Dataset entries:
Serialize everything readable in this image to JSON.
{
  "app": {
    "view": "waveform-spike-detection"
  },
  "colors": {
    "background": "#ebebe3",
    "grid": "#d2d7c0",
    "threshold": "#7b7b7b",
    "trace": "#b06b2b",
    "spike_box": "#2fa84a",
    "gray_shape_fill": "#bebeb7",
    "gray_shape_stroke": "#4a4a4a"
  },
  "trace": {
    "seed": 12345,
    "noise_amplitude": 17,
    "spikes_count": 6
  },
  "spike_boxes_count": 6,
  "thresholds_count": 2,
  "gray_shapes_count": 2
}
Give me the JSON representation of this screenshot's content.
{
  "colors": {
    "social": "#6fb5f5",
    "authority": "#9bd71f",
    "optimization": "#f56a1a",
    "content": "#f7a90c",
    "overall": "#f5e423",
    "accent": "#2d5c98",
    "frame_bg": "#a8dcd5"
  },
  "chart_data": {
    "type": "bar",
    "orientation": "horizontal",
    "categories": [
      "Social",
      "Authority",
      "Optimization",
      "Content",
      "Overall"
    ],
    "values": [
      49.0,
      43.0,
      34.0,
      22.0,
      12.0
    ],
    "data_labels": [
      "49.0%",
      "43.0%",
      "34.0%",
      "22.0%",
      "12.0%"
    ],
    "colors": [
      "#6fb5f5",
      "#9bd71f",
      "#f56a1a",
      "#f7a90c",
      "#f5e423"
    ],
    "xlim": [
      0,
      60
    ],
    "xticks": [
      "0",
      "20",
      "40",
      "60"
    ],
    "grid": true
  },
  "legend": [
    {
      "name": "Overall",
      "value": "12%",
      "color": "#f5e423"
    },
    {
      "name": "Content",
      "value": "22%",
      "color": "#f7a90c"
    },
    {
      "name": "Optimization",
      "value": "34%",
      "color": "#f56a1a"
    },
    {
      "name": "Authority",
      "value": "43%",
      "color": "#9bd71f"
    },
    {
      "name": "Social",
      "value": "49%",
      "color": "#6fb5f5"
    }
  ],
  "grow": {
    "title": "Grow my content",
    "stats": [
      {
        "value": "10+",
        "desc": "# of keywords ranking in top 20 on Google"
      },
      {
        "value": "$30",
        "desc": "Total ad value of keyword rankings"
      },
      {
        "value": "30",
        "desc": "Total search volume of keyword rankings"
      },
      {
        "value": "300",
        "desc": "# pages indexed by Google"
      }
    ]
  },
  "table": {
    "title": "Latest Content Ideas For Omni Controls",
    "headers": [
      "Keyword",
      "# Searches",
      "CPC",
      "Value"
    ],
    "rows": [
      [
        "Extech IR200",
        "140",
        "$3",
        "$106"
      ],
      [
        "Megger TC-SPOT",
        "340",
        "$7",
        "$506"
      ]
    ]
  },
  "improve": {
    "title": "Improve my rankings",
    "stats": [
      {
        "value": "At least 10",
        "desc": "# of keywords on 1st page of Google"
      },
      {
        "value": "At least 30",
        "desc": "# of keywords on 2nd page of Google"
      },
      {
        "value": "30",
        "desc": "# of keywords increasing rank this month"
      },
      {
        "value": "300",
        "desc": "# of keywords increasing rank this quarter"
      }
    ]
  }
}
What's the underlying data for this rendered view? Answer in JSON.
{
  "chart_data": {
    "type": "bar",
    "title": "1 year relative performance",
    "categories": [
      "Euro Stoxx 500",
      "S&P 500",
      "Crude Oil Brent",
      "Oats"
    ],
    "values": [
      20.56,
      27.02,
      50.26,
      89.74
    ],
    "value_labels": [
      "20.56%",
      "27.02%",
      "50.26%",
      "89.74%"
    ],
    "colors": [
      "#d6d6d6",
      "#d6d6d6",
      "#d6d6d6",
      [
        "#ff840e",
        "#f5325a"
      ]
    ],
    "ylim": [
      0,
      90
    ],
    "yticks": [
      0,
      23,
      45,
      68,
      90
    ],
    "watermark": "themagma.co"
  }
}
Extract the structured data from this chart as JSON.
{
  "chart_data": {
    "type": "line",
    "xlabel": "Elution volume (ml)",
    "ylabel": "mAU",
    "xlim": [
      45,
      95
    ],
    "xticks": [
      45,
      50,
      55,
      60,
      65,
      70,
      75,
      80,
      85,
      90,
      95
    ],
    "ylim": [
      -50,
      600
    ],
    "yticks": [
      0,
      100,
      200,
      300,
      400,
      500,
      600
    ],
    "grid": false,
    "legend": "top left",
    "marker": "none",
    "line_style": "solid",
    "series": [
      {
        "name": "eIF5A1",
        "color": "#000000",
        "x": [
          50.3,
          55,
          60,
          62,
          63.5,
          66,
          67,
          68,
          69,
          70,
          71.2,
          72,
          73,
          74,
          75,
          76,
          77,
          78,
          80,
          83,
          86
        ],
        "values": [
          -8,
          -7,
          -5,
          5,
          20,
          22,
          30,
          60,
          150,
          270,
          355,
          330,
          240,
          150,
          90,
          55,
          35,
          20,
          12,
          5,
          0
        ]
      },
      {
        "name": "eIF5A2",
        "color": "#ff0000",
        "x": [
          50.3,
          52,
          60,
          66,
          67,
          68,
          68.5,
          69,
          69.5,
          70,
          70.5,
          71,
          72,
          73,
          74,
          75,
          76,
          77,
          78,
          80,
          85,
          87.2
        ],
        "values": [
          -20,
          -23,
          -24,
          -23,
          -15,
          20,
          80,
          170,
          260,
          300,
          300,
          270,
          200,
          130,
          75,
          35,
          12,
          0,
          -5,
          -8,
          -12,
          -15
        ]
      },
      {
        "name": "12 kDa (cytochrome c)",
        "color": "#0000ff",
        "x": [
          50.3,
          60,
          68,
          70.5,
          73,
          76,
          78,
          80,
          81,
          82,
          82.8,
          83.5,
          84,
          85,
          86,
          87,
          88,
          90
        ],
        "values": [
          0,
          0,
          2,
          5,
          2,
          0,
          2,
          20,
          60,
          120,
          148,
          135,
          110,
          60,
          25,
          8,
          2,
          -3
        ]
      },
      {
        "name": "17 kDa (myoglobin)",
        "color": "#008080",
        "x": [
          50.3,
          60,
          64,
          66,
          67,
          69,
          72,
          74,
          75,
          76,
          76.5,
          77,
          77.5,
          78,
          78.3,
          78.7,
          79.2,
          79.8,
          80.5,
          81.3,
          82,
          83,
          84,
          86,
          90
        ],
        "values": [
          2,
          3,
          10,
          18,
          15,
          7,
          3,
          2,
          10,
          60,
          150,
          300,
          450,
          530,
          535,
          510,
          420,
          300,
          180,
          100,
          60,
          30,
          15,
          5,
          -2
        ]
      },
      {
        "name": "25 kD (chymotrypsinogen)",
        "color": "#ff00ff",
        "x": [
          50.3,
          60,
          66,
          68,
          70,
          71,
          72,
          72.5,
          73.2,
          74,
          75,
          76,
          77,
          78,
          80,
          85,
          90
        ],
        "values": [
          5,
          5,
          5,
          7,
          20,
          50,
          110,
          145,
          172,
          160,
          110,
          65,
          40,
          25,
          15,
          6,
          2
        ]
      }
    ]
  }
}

WHAT YOU SHOULD DO: Go through the listing above and locate each line that holds the word "JSON". Copy those lines.

CORRECT OUTPUT:
Serialize everything readable in this image to JSON.
Give me the JSON representation of this screenshot's content.
What's the underlying data for this rendered view? Answer in JSON.
Extract the structured data from this chart as JSON.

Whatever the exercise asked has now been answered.